- **Given request**: Repeat every line exactly, keeping the pictures out of the copy.

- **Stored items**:
○ ○ ○ ○ ○

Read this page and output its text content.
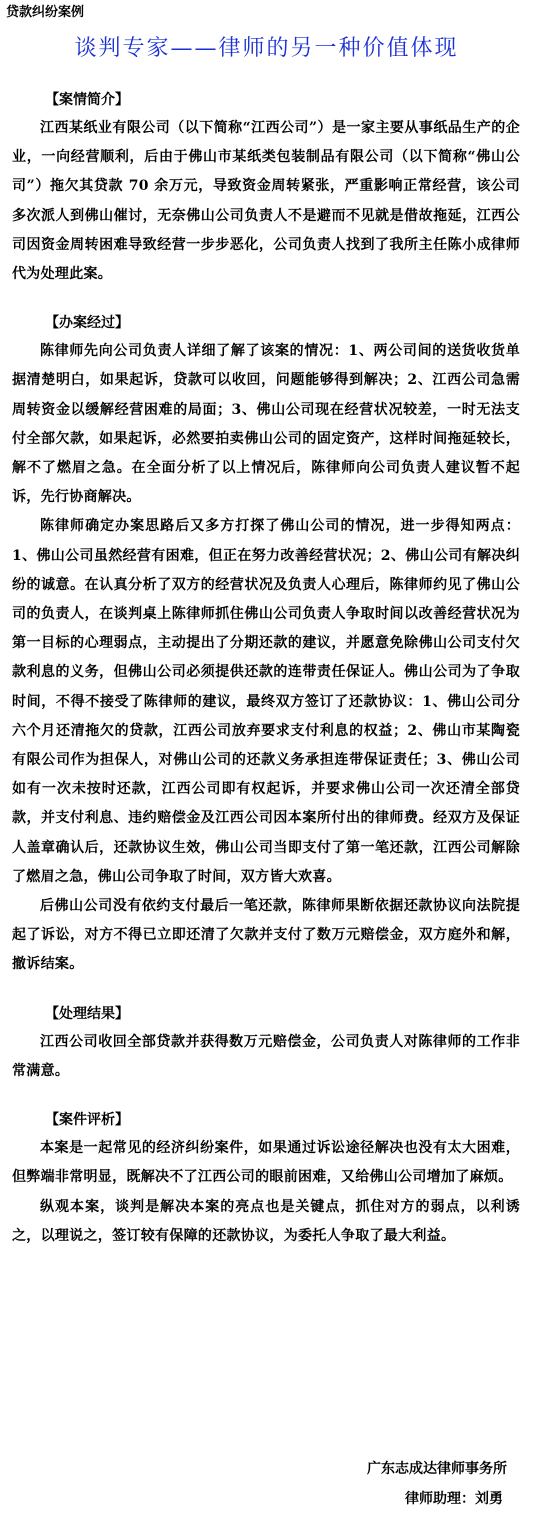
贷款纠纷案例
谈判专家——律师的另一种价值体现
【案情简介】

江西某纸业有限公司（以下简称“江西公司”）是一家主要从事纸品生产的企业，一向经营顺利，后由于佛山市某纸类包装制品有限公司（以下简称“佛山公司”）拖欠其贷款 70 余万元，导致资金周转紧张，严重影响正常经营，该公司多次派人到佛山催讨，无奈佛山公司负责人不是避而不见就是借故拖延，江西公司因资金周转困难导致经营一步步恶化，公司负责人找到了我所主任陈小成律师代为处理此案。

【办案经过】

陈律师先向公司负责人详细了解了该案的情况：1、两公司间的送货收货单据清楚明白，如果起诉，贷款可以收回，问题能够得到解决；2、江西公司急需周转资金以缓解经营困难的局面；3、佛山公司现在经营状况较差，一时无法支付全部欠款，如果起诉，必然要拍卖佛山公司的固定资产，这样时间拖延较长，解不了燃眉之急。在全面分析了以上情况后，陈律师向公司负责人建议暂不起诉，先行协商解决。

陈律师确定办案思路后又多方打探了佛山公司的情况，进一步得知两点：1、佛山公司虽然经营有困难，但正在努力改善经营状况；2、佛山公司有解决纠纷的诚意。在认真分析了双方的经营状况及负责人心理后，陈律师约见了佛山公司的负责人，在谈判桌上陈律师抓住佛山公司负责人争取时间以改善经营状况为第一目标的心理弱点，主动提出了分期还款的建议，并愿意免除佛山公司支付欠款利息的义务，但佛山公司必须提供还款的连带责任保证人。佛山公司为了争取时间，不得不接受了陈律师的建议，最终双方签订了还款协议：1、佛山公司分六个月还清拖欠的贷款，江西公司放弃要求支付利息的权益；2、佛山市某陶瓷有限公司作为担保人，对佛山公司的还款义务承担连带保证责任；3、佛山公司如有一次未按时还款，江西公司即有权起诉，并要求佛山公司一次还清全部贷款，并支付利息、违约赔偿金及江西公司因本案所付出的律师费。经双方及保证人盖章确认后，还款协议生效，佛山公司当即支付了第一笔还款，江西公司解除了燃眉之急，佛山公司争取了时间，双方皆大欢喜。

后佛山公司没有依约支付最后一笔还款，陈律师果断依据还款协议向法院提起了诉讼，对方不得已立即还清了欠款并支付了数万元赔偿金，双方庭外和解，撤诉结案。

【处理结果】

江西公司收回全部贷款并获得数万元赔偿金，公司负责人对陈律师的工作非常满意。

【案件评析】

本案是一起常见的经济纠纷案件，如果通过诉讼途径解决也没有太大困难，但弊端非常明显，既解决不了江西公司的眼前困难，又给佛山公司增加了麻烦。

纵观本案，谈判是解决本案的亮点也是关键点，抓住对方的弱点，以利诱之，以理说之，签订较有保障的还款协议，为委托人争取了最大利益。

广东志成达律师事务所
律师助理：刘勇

○ ○ ○ ○ ○

- **Task solution**:
Read this page and output its text content.
贷款纠纷案例
谈判专家——律师的另一种价值体现
【案情简介】

江西某纸业有限公司（以下简称“江西公司”）是一家主要从事纸品生产的企业，一向经营顺利，后由于佛山市某纸类包装制品有限公司（以下简称“佛山公司”）拖欠其贷款 70 余万元，导致资金周转紧张，严重影响正常经营，该公司多次派人到佛山催讨，无奈佛山公司负责人不是避而不见就是借故拖延，江西公司因资金周转困难导致经营一步步恶化，公司负责人找到了我所主任陈小成律师代为处理此案。

【办案经过】

陈律师先向公司负责人详细了解了该案的情况：1、两公司间的送货收货单据清楚明白，如果起诉，贷款可以收回，问题能够得到解决；2、江西公司急需周转资金以缓解经营困难的局面；3、佛山公司现在经营状况较差，一时无法支付全部欠款，如果起诉，必然要拍卖佛山公司的固定资产，这样时间拖延较长，解不了燃眉之急。在全面分析了以上情况后，陈律师向公司负责人建议暂不起诉，先行协商解决。

陈律师确定办案思路后又多方打探了佛山公司的情况，进一步得知两点：1、佛山公司虽然经营有困难，但正在努力改善经营状况；2、佛山公司有解决纠纷的诚意。在认真分析了双方的经营状况及负责人心理后，陈律师约见了佛山公司的负责人，在谈判桌上陈律师抓住佛山公司负责人争取时间以改善经营状况为第一目标的心理弱点，主动提出了分期还款的建议，并愿意免除佛山公司支付欠款利息的义务，但佛山公司必须提供还款的连带责任保证人。佛山公司为了争取时间，不得不接受了陈律师的建议，最终双方签订了还款协议：1、佛山公司分六个月还清拖欠的贷款，江西公司放弃要求支付利息的权益；2、佛山市某陶瓷有限公司作为担保人，对佛山公司的还款义务承担连带保证责任；3、佛山公司如有一次未按时还款，江西公司即有权起诉，并要求佛山公司一次还清全部贷款，并支付利息、违约赔偿金及江西公司因本案所付出的律师费。经双方及保证人盖章确认后，还款协议生效，佛山公司当即支付了第一笔还款，江西公司解除了燃眉之急，佛山公司争取了时间，双方皆大欢喜。

后佛山公司没有依约支付最后一笔还款，陈律师果断依据还款协议向法院提起了诉讼，对方不得已立即还清了欠款并支付了数万元赔偿金，双方庭外和解，撤诉结案。

【处理结果】

江西公司收回全部贷款并获得数万元赔偿金，公司负责人对陈律师的工作非常满意。

【案件评析】

本案是一起常见的经济纠纷案件，如果通过诉讼途径解决也没有太大困难，但弊端非常明显，既解决不了江西公司的眼前困难，又给佛山公司增加了麻烦。

纵观本案，谈判是解决本案的亮点也是关键点，抓住对方的弱点，以利诱之，以理说之，签订较有保障的还款协议，为委托人争取了最大利益。

广东志成达律师事务所
律师助理：刘勇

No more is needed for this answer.